DIRECTION:
Extract each line of the records below that contains the word "Spreng".

SUPPLIED MATERIAL:
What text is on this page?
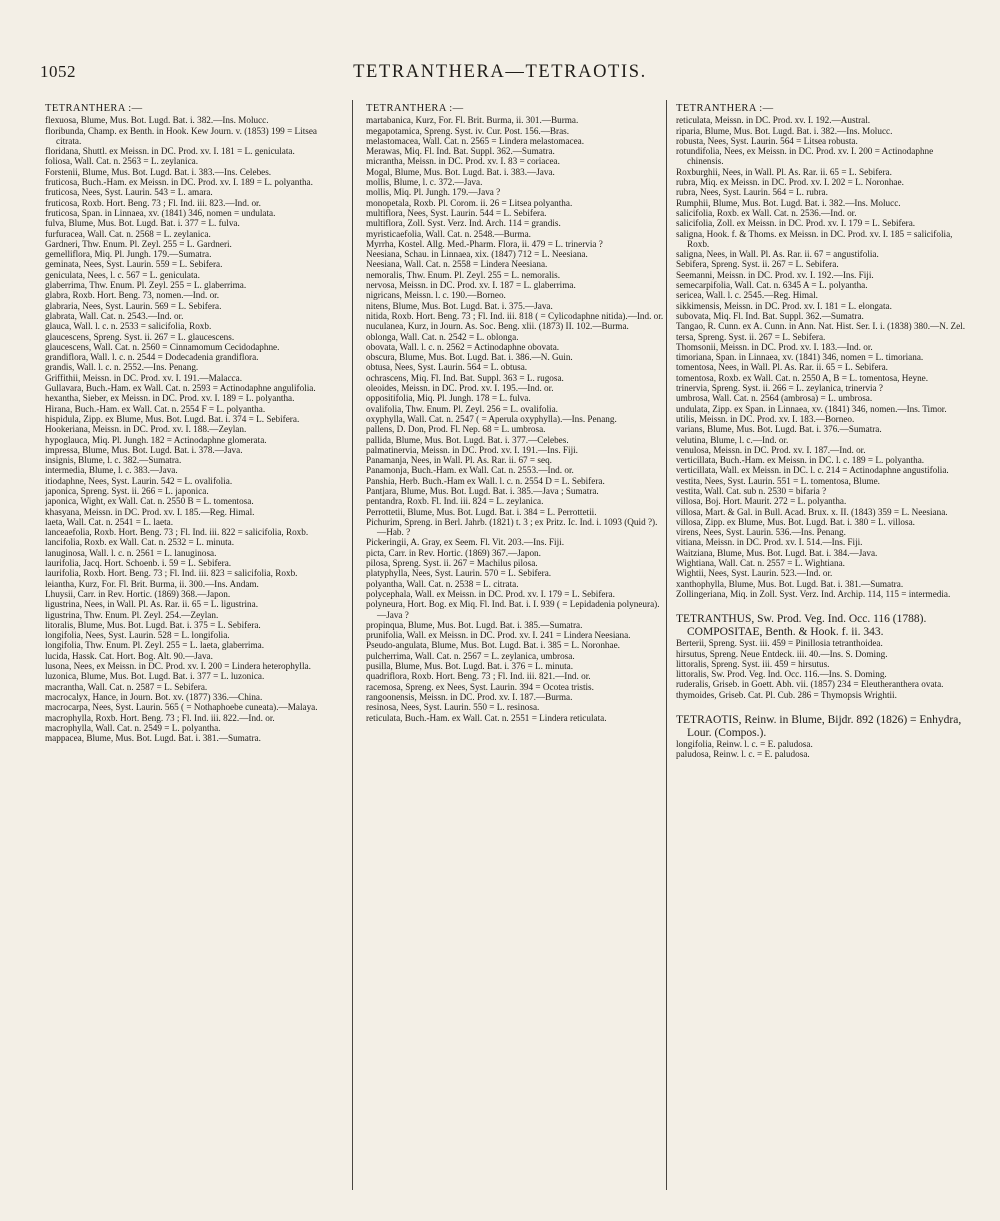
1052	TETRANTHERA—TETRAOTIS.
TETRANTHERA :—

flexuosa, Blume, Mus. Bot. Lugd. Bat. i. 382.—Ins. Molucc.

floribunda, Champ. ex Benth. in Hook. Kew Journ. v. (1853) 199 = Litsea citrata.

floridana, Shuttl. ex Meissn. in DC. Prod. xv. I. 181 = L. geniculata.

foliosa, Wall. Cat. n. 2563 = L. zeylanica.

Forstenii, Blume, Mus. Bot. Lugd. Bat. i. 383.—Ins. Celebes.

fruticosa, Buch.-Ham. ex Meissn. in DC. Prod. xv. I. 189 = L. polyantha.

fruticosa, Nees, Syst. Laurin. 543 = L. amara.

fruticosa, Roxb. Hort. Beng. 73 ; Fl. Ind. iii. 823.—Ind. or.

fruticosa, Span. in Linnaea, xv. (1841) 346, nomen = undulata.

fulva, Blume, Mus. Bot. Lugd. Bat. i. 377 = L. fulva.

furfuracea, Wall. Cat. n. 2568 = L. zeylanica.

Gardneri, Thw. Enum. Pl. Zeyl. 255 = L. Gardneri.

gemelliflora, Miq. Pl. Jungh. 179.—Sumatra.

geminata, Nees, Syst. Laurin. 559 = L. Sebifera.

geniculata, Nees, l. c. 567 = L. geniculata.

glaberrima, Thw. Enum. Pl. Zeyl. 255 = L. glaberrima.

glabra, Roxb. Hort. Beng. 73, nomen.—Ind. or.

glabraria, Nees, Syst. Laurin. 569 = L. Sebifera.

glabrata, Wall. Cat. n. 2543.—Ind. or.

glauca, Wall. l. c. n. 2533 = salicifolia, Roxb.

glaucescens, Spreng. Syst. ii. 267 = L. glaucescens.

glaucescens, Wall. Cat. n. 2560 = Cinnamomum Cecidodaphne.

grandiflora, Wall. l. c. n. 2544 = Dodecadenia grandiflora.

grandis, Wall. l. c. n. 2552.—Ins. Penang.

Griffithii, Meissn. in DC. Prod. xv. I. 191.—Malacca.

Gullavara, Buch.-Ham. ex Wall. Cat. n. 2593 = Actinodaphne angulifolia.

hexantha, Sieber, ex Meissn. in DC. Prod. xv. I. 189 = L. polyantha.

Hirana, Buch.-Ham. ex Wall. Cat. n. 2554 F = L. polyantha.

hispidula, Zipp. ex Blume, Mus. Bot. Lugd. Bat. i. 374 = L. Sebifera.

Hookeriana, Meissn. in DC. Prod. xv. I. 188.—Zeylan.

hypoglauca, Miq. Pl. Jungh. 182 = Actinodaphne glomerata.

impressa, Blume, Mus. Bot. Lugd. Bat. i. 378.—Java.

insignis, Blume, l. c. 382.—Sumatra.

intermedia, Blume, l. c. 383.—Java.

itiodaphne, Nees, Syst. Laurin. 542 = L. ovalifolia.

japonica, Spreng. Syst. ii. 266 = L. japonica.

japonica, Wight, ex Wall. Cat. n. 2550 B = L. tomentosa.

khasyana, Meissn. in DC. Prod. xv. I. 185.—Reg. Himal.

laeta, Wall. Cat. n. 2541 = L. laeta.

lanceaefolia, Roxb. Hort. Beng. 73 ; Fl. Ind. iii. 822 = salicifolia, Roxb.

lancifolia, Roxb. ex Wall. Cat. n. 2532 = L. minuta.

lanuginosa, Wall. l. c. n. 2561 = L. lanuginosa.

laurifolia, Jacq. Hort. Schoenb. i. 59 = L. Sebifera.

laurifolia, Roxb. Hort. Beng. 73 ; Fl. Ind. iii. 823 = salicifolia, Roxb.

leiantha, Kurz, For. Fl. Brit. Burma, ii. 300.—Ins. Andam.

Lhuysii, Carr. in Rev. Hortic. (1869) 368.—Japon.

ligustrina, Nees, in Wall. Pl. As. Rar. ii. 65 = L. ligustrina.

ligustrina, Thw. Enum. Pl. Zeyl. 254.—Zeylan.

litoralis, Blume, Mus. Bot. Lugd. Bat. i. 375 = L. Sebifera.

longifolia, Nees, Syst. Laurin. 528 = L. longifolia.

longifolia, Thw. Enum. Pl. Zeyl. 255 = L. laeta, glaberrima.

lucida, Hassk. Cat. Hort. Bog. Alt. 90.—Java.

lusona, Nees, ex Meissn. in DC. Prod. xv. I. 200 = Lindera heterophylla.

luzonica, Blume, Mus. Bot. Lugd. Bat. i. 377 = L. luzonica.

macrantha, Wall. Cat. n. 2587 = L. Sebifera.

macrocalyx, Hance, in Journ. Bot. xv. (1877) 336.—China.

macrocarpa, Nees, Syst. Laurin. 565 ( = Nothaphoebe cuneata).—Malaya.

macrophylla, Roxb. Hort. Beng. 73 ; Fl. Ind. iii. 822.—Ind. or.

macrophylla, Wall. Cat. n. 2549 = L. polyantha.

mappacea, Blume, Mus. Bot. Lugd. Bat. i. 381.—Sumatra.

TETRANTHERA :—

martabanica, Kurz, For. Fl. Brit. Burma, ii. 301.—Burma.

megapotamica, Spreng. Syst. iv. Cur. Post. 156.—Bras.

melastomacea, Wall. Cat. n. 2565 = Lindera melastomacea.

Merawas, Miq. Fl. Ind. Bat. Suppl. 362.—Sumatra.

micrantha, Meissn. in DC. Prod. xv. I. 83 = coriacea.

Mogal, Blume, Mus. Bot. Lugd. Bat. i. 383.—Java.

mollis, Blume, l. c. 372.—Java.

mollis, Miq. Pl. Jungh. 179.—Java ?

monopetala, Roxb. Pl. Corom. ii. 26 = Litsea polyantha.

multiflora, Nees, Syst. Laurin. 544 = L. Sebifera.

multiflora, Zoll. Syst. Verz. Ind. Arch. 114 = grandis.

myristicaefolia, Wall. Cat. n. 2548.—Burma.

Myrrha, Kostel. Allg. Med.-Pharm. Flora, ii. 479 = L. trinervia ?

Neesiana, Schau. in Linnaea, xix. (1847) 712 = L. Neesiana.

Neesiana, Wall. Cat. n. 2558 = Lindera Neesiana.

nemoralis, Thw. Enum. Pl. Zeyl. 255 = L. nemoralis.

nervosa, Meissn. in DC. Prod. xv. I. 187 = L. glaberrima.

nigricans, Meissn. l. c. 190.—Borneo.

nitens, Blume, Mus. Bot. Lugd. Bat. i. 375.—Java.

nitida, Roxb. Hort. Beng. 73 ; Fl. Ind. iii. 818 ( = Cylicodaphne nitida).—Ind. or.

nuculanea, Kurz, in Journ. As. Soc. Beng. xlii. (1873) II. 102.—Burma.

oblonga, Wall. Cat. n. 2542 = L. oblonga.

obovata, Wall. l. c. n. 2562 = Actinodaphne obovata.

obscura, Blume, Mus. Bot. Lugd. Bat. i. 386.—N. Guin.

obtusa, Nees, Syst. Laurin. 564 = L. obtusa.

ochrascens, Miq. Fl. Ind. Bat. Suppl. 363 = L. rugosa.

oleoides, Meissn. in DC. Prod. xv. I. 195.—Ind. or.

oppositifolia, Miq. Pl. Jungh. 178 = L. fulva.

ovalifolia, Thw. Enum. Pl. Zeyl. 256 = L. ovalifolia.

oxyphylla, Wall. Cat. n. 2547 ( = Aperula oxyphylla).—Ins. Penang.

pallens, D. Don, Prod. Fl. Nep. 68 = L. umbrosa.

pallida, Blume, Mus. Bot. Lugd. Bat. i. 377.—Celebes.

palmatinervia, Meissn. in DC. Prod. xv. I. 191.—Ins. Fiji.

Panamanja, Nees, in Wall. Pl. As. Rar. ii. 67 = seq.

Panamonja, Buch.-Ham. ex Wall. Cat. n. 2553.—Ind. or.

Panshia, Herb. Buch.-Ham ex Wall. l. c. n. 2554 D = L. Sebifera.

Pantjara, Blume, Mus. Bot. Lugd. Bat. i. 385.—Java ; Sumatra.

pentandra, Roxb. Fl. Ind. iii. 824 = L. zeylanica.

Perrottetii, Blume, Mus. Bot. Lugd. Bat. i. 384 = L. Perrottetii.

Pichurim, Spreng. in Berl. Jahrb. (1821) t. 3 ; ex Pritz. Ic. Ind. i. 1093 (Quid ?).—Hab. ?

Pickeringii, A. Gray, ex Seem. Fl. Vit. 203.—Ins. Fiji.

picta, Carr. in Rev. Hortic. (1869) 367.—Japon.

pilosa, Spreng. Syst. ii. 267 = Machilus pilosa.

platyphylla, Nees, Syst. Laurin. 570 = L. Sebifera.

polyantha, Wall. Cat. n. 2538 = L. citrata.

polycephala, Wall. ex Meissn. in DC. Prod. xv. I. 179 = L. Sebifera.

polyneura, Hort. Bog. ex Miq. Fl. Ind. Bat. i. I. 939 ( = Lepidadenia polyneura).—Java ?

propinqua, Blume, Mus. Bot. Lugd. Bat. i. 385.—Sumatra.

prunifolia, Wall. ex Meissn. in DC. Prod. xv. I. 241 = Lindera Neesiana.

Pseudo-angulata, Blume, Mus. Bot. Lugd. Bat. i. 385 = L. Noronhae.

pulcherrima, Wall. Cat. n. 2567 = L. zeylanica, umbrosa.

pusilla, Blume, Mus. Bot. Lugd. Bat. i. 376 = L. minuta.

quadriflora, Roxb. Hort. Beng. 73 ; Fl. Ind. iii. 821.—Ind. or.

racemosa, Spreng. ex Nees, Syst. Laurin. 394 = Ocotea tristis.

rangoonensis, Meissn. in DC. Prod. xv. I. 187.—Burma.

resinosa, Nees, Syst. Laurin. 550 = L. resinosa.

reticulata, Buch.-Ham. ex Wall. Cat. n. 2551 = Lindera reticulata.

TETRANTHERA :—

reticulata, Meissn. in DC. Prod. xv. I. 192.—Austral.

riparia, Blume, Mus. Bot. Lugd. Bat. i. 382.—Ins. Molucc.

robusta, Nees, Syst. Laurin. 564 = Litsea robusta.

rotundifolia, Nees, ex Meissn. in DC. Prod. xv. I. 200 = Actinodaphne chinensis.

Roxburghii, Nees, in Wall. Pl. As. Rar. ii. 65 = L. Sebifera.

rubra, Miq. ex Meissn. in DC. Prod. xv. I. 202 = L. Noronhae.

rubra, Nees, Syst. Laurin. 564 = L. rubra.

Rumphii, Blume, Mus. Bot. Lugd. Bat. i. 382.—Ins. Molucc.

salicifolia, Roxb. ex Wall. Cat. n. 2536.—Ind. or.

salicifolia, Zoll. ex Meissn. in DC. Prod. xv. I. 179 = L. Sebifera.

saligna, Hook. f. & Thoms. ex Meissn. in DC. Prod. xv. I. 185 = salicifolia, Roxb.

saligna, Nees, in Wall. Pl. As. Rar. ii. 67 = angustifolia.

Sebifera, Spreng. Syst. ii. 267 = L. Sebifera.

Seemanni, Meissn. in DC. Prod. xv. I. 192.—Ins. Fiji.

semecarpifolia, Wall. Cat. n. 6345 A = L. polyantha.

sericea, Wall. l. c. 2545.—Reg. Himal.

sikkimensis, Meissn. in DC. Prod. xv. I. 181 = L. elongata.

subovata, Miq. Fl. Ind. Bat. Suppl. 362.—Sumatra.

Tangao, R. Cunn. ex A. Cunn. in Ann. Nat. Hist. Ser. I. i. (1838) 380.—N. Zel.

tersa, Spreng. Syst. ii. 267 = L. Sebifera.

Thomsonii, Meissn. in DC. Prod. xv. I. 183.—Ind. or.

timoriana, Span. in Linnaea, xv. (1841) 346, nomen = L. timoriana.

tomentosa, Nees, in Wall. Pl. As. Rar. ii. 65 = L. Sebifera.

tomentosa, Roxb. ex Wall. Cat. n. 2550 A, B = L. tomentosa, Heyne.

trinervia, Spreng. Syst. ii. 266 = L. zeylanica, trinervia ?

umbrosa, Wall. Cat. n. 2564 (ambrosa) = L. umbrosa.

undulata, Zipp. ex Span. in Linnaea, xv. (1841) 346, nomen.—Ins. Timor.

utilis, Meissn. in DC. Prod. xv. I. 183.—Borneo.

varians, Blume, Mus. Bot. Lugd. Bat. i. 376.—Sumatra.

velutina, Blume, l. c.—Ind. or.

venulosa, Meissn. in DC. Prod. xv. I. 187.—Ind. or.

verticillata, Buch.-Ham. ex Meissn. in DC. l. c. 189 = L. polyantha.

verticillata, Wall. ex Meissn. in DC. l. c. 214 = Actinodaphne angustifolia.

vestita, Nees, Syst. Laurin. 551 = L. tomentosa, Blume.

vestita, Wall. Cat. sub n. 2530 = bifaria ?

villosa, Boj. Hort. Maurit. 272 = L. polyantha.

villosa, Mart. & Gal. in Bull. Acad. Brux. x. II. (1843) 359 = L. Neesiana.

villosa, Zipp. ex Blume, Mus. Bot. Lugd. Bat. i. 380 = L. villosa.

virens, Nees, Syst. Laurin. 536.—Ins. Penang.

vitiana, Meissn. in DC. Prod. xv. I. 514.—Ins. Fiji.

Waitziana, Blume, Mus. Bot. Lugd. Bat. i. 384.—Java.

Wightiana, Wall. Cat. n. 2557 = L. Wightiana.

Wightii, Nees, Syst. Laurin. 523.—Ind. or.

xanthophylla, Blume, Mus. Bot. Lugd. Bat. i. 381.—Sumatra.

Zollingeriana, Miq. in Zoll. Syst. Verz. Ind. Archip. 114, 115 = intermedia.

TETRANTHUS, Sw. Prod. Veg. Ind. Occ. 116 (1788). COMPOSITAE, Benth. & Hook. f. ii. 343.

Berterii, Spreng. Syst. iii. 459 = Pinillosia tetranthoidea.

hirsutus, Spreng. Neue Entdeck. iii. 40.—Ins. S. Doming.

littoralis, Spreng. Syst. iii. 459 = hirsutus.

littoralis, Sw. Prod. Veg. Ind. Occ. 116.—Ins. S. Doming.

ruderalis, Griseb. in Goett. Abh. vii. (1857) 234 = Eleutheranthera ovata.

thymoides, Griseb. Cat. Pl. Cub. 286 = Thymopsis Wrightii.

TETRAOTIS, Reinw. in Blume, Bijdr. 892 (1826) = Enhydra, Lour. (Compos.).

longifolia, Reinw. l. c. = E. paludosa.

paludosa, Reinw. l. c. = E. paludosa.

COMPLETE ANSWER:
glaucescens, Spreng. Syst. ii. 267 = L. glaucescens.
japonica, Spreng. Syst. ii. 266 = L. japonica.
megapotamica, Spreng. Syst. iv. Cur. Post. 156.—Bras.
Pichurim, Spreng. in Berl. Jahrb. (1821) t. 3 ; ex Pritz. Ic. Ind. i. 1093 (Quid ?).—Hab. ?
pilosa, Spreng. Syst. ii. 267 = Machilus pilosa.
racemosa, Spreng. ex Nees, Syst. Laurin. 394 = Ocotea tristis.
Sebifera, Spreng. Syst. ii. 267 = L. Sebifera.
tersa, Spreng. Syst. ii. 267 = L. Sebifera.
trinervia, Spreng. Syst. ii. 266 = L. zeylanica, trinervia ?
Berterii, Spreng. Syst. iii. 459 = Pinillosia tetranthoidea.
hirsutus, Spreng. Neue Entdeck. iii. 40.—Ins. S. Doming.
littoralis, Spreng. Syst. iii. 459 = hirsutus.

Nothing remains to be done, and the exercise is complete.